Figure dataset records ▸
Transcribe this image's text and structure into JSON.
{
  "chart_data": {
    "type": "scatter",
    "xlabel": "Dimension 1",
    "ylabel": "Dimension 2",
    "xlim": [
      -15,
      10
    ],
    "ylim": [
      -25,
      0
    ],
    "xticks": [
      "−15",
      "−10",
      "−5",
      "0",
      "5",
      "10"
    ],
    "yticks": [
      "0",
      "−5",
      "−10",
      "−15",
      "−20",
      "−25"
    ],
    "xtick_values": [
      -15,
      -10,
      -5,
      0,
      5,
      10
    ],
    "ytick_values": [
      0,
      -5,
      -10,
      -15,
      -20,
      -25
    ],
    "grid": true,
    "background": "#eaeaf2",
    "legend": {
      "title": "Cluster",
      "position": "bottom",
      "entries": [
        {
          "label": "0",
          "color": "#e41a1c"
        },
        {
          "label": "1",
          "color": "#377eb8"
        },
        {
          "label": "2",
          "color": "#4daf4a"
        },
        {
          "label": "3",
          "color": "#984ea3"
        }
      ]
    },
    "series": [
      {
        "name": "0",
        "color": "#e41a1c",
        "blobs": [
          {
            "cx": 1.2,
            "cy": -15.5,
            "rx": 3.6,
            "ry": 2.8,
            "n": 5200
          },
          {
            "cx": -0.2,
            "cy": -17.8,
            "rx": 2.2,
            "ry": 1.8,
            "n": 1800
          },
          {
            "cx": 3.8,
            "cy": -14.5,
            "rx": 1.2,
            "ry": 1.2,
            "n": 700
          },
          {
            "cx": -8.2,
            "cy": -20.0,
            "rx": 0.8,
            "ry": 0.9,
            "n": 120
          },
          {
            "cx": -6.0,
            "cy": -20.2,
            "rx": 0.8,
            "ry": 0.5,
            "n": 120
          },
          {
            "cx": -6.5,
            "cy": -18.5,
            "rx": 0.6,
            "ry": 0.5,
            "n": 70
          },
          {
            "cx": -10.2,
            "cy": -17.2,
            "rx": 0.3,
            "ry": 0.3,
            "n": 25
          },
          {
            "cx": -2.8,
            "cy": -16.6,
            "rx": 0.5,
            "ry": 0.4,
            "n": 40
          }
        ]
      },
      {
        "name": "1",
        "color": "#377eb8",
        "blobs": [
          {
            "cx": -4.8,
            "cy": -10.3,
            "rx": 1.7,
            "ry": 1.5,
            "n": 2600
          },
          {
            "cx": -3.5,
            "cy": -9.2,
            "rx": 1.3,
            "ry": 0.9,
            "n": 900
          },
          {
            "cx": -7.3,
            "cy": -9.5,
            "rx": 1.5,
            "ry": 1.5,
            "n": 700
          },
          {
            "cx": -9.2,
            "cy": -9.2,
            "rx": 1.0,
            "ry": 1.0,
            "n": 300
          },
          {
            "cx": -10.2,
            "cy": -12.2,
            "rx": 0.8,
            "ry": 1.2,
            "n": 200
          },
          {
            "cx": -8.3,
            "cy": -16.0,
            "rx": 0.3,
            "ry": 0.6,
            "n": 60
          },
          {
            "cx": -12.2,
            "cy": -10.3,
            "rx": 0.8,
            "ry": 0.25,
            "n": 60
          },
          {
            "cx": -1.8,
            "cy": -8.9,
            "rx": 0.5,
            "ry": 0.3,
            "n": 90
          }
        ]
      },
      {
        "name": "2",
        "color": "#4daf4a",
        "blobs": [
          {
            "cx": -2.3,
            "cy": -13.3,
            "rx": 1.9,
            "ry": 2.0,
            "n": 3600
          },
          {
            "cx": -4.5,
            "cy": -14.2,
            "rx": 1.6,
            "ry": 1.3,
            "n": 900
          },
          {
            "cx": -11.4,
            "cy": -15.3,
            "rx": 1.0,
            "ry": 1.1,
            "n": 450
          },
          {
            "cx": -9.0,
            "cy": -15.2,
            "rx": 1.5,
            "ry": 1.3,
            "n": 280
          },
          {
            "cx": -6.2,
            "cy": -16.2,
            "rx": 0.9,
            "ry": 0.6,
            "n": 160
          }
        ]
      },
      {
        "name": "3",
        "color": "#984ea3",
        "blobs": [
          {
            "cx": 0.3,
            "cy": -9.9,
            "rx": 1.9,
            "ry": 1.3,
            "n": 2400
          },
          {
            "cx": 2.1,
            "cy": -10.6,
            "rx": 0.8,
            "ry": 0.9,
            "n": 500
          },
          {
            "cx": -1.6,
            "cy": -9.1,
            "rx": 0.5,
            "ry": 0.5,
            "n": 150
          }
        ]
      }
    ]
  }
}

Problem description ▸ Among the lines of the listing, how many hold the string "Dimension"? Respond with only the number.

Task response ▸ 2